### Text block
*** Block opens ***

The 2022 college wrestling national championships are over … but the great...
Who Will Win the 125-pound Hawkeye Horserace?
By Mike Finn
The Iowa wrestlers are known as Hawkeyes … except at 125 pounds where the battle between Cory Clark and Thomas Gillman to become the starter in 2013-14 is turning the redshirt freshmen into another type of impressive animal.
“I’m pretty motivated by myself, but when I have someone pushing me or nipping on my heels, it’s like a horserace,” said Gillman. “Maybe if I don’t feel like getting up in the morning or coming in here late at night, I might be thinking about what (Clark) did today.”
So to are fans of the nationally-ranked team, which is ranked No. 2 in WIN’s preseason Tournament Power Index and looking to find out who will replace a graduated Matt McDonough — the three-time finalist and two-time national champion — at Iowa’s lightest weight class.
“They are even and we like them both,” said Iowa head coach Tom Brands. “They are a little bit different in their styles. We knew that when we recruited them even though they were both 125 pounders. But we also knew they were the best kids in the country. It wasn’t an issue then and it’s not an issue now.”
Both wrestlers show potential to become an All-American at 125 pounds next March, considering Clark defeated Illinois’ defending national champion Jesse Delgado last winter and Gillman represented the United States this past August at the Junior World Championships in freestyle.
The only problem is Iowa will be forced to sit one of these talented wrestlers this winter.
“They are between a rock and a hard place,” said Brands, referring to the fact that it would be hard for the loser of the 125-pound battle to move up to 133 pounds, where two-time All-American Tony Ramos is ranked No. 1 nationally. Brands expects these wrestlers to compete at different weight classes in the future.
Actually, both Ramos and the Iowa coaching staff considered moving Ramos up to 141 pounds — the senior from Carol Stream, Ill., defeated Virginia Tech’s No. 3-ranked 141-pound Devin Carter in the Nov. 1 NWCA All-Star Classic in Fairfax, Va., where Ramos weighed in as a 133-pounder — but will keep Ramos at 133 this season.
“(Such a move) would be good for the team but not for Tony Ramos,” Brands said. “If it’s best for him, we’d move him up, but he’s a 133-pounder.
“I really thought about it this year,” Ramos said. “It’s something I’ve struggled with myself. I love Gillman and Clark. I’d hate to see either one of them sit on the bench because they are both great athletes. Sometimes you have to be selfish and do what’s best for you.”

*** Block closes ***

### What you will do
A. For each statement about the Iowa wrestling article, answer yes or no to say whether the article agrees, and quote the words that decide it. (i) Gillman competed for the United States at the Junior World Championships in freestyle. (ii) Iowa will move Tony Ramos up to 141 pounds this season. (iii) Clark beat Jesse Delgado last winter.
B. In the Iowa wrestling article, which graduated wrestler is Iowa looking to replace at 125 pounds?
C. Continue the Iowa wrestling article from its last paragraph.
The data below come from a separate source.

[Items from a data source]
*** Block opens ***

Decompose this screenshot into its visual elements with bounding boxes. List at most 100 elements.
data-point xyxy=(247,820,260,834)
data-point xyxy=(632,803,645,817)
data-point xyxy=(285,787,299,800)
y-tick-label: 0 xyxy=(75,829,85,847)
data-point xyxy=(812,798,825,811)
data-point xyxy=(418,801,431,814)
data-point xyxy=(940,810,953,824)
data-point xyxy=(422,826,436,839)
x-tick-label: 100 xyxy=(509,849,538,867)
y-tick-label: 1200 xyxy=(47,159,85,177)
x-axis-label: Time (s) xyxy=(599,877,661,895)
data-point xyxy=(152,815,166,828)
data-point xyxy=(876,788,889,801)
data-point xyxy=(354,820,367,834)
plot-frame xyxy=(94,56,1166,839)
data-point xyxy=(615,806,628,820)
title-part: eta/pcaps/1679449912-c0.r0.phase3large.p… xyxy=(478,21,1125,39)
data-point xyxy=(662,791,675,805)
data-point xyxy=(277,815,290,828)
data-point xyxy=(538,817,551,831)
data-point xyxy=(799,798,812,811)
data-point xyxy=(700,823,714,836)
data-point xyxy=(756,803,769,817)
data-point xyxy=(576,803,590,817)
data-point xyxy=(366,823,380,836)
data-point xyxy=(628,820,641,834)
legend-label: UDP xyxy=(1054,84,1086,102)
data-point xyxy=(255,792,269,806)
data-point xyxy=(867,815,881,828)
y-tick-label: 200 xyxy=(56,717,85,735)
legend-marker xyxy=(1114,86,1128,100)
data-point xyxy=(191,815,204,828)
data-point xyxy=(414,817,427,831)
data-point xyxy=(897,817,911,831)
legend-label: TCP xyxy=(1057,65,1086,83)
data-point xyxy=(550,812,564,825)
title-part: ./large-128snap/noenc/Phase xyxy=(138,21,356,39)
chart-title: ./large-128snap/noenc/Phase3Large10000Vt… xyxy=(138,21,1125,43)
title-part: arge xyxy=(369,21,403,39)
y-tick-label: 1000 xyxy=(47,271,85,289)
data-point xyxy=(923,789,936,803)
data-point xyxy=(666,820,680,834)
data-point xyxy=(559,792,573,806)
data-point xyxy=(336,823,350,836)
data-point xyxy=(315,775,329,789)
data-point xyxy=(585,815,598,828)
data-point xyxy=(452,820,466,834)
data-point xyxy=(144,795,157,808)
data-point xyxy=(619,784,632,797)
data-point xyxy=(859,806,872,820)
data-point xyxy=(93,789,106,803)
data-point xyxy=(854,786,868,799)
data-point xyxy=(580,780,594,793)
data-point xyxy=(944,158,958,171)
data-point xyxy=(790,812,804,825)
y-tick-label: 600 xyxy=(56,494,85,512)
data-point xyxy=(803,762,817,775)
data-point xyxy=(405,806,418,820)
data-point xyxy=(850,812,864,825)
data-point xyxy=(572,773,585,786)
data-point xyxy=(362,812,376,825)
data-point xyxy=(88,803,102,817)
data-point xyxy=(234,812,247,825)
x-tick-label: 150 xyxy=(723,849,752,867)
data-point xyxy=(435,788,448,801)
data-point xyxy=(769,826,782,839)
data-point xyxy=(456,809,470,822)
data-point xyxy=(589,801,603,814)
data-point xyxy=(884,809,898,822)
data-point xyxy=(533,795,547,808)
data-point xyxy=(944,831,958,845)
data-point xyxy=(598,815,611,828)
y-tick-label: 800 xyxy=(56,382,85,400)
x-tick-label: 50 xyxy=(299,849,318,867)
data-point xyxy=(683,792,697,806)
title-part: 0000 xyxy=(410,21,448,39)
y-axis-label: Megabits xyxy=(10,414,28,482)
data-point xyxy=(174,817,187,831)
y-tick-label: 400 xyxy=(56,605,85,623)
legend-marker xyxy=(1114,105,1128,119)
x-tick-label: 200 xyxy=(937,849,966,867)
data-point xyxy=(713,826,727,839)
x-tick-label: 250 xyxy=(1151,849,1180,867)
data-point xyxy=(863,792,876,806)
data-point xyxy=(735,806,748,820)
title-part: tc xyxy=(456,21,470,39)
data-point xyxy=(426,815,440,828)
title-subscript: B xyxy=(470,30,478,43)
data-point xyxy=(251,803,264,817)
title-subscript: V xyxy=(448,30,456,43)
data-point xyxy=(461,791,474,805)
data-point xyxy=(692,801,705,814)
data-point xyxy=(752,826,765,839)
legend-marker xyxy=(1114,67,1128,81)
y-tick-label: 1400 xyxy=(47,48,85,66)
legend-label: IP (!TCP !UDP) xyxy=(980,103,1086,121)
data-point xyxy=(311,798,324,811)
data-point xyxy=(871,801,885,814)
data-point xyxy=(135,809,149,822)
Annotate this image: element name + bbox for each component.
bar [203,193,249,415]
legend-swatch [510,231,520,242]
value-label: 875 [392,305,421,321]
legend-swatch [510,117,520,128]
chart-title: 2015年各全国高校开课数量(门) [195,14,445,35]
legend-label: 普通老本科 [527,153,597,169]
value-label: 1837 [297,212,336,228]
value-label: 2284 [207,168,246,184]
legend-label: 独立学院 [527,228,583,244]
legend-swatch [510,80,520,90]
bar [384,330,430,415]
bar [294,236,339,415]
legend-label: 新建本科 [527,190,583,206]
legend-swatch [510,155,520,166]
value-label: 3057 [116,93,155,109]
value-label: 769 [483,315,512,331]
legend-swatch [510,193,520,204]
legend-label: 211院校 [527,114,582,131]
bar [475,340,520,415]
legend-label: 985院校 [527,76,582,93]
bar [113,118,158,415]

*** Block closes ***

### Answers for each item
A.
(i) Yes: "Gillman represented the United States this past August at the Junior World Championships in freestyle."
(ii) No: "but will keep Ramos at 133 this season."
(iii) Yes: "Clark defeated Illinois’ defending national champion Jesse Delgado last winter"

B. Matt McDonough, a three-time finalist and two-time national champion.

C.
Clark, a four-time Iowa state champ from Southeast Polk High School near his hometown of Pleasant Hill, Iowa, was the first to commit to Iowa two years ago. Gillman, a four-time Nebraska state titlist from Skutt Catholic High School in Omaha, knew that when he later signed with the Hawkeyes.
“I looked at the bright side of it that I would have a partner I could spar with and a partner who would get me better,” said Clark. “We both have the same goals: coming in and getting better day-by-day. That’s all there is to it.”
“It’s the best place to be. It doesn’t matter of who’s here or not here,” said Gillman, who posted a 23-5 record while competing in Open tournaments last winter. “It’s going to give me the best opportunity to reach my goals and those are World and Olympic medals.”
Gillman proved his freestyle mettle last summer when he qualified for the Junior World Team and eventually finished eighth at 121 pounds in Sofia, Bulgaria.
“It was amazing,” said Gillman. “It modified my mindset. I found out a lot of things and made some adjustments and I’m getting comfortable with those adjustments.”
Clark, meanwhile, may have enjoyed an even better true freshman season last winter when he compiled a 20-3 record while competing at both 125 and 133 pounds. One of his victories was a 2-0 decision over Gillman in the finals of the Kaufman-Brand Open. Another came a few weeks later over Illinois’ Delgado, 6-1, in the finals of the UNI Open in Cedar Falls, Iowa.
Both wrestlers also competed at the prestigious Midlands, where Clark finished fourth and defeated Oklahoma’s Jarrod Patterson, who redshirted last winter and is currently ranked No. 4 in WIN’s preseason poll. Gillman finished 2-2 in the Midlands.
Rather than have Clark and Gillman compete in a wrestle-off, Brands expects to make a decision on a starter after the two compete in tournaments like the Midlands this winter.
Brands said their mentality is the same, even if their styles are not.
“Both have good skills. Both are serious and coachable,” said Brands. “Their attitudes are the same and they work hard on the sport.
“You have one (Clark) who does super (duck-unders) from the outside and scrambles. The other guy (Gillman) likes underhooks and hanging out in a good solid position and hit his holds when they are there.”
Clark said he made his biggest improvement in the practice room last winter.
“I was wresting guys who normally could put it to me or get the better of me,” Clark said. “I figured out what they were getting on me and staying away from that.
At first I was doing better (getting out) on the bottom. Once I figured that out it was a neutral position, and I learned to hand fight better.”
“I just have to keep coming in here and working hard,” said Gillman. “It doesn’t matter what’s happening in my head or his. It’s a matter of what’s happening on the mat. I just have to keep working and pushing forward.”